The sensitivity of the lepton energy distribution to $f_2^R$ is,
however, estimated to be lower than that of the differential decay width.
}
%(The angular distribution of $\ell$ is insensitive
%to $f_2^R$~\cite{Grzadkowski:2001tq,Rindani:2000jg}.)
%In this case, we do not need to reconstruct the $W$ momentum.
%From a rough estimate,
%however, we find that the method using the $W$ and $\ell$
%angular distributions has a higher sensitivity to $f_2^R$.
%}

\begin{figure}[htbp]
  \begin{center}
    \includegraphics[height=5.5cm,clip]{\figdir/AngularDistMC/hDivCosw1Coslp.eps}
    \includegraphics[height=5.5cm,clip]{\figdir/AngularDistMC/hDivCosw1fitCoslpfit.eps}
  \end{center}
  \caption{
	Reconstructed differential decay width distributions corresponding to
	Fig.~\ref{angular-dist}-a) normalized by the generator-level
	distribution (a) before and (b) after the kinematical fit.}
  \label{rec-angular-dist}
\end{figure}

It is advantageous to investigate decay properties of the top quark
in the $t\bar{t}$ threshold region as compared to the open-top region
$E \gg 2 m_t$ because of several reasons.
First of all, the top quark can be polarized close to 100\%
in the threshold region~\cite{Harlander:1994ac,Harlander:1996vg},
which is a useful tool to sort out various form factors.
This is clear in the above example.
Furthermore, we are almost in the rest frame of the top quark.
In the above example, the top quark is highly polarized in its rest frame.
Hence, the event rate expressed in terms of $\cos\theta_W$
and $\cos\theta_\ell$ is a direct measure of the amplitude-squared,
$|\sum_{i=L,T} {\cal A}(t_\uparrow \to b W_i) \times
{\cal A}(W_i \to \ell\nu)|^2$ (without phase-space Jacobian),
which allows for simple physical interpretations of event shapes.
We also note that we do not gain resolving power
for the decay form factors by raising the c.m. energy.
This is in contrast with the measurements
of the $t\bar{t}$ {\it production} form factors.
% $Id: evsel.tex,v 1.16 2003/02/24 20:06:10 ikematsu Exp $
%
\section{Event Selection}

\subsection{Basic Reconstruction Strategy}

Since the top quark decays almost 100\% into a $b$ quark and a $W$ boson,
the signature of a $t\bar{t}$ production is two $b$ jets and two $W$ bosons
in the final state.
These $W$ bosons decay subsequently either
leptonically into a lepton plus a neutrino or hadronically into two jets.
According to how the $W$ bosons decay, therefore,
there will be three modes of final states:
(1) six jets, where both of the $W$'s decay hadronically,
(2) one lepton plus four jets, where one of the $W$'s decays
leptonically and the other hadronically, and
(3) two leptons plus two jets, where both of the $W$'s decay leptonically.

In order to reconstruct the momentum vector of the top quark,
we will use the lepton-plus-4-jet mode,
for which we can reconstruct the $t$($\bar{t}$)-quark momentum
as the momentum sum of the $b$($\bar{b}$) jet
and the two jets from the hadronically-decayed $W^+$($W^-$),
while we can tell the charge of the hadronically-decayed $W$
from the charge of the lepton.

== Annotated element entries ==

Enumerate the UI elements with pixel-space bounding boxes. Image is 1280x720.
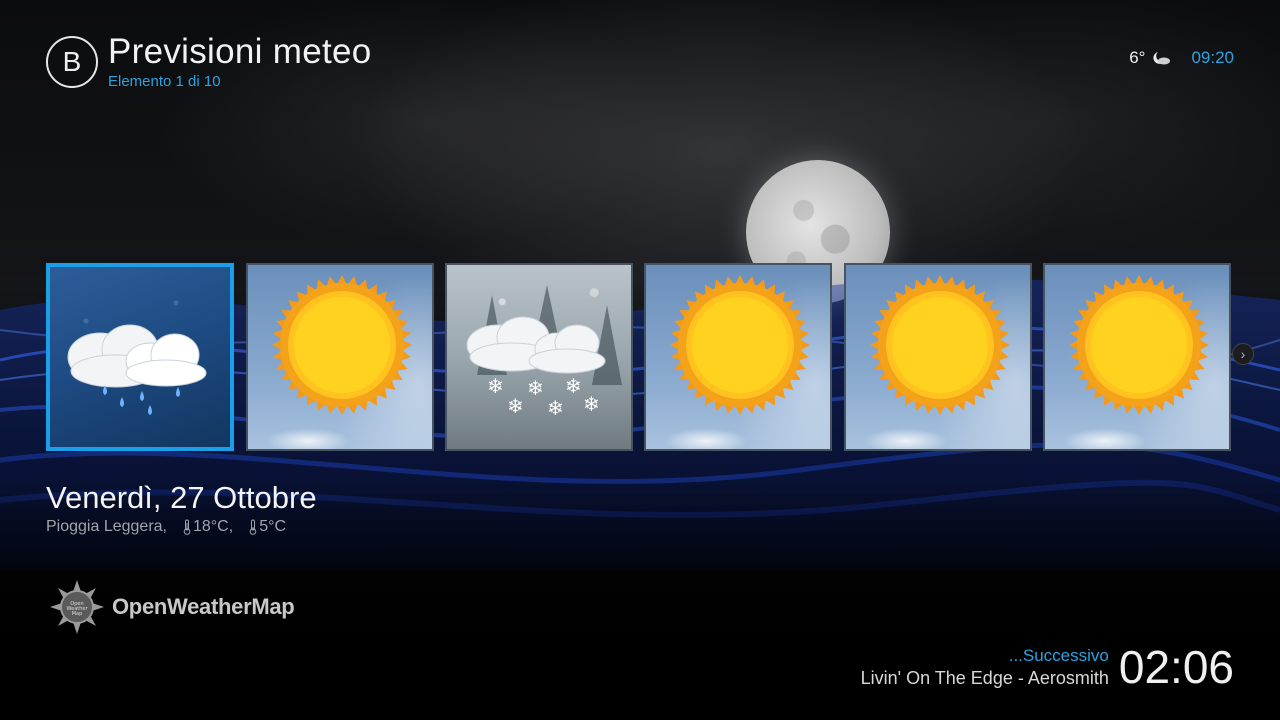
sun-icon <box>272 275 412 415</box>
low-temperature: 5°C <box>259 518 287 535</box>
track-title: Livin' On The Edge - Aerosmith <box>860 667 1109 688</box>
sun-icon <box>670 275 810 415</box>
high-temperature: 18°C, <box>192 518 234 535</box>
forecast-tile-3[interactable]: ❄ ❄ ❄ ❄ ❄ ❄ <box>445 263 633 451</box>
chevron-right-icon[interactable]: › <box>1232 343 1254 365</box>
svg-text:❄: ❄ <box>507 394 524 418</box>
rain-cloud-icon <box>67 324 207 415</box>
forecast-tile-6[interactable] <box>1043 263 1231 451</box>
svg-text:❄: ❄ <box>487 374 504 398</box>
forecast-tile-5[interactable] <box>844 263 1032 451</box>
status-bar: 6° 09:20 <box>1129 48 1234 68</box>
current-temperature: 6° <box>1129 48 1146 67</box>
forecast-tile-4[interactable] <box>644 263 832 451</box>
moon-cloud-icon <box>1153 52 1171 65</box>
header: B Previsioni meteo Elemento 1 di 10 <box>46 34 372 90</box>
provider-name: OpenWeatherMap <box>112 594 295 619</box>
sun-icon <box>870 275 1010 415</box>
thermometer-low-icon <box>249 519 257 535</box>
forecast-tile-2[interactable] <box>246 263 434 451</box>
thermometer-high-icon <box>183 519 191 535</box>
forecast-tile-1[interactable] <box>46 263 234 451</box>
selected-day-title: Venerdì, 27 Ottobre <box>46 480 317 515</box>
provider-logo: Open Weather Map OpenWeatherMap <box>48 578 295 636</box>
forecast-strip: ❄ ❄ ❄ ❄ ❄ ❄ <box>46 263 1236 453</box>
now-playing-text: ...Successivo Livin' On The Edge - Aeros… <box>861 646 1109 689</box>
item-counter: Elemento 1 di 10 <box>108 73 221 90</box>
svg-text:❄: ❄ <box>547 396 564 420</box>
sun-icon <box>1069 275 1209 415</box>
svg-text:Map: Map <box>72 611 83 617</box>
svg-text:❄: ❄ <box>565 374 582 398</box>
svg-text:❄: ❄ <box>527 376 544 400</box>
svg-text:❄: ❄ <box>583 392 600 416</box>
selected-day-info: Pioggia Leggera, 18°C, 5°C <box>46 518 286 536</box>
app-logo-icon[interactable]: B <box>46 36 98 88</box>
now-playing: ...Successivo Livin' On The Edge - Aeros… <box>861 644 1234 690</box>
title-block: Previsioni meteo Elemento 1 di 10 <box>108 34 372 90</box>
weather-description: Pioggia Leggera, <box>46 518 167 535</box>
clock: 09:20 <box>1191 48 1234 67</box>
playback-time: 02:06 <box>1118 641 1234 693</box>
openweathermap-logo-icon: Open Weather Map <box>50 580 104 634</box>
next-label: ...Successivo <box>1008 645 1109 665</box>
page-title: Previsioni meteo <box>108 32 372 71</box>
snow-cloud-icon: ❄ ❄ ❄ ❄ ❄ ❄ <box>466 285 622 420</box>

== WHAT THIS TASK INVOLVES ==
Can you set down, word for word, the part of the top quark decay text from "This is clear" to "the c.m. energy."? The items play no part in this exercise.

== CORRECT ANSWER ==
This is clear in the above example.
Furthermore, we are almost in the rest frame of the top quark.
In the above example, the top quark is highly polarized in its rest frame.
Hence, the event rate expressed in terms of $\cos\theta_W$
and $\cos\theta_\ell$ is a direct measure of the amplitude-squared,
$|\sum_{i=L,T} {\cal A}(t_\uparrow \to b W_i) \times
{\cal A}(W_i \to \ell\nu)|^2$ (without phase-space Jacobian),
which allows for simple physical interpretations of event shapes.
We also note that we do not gain resolving power
for the decay form factors by raising the c.m. energy.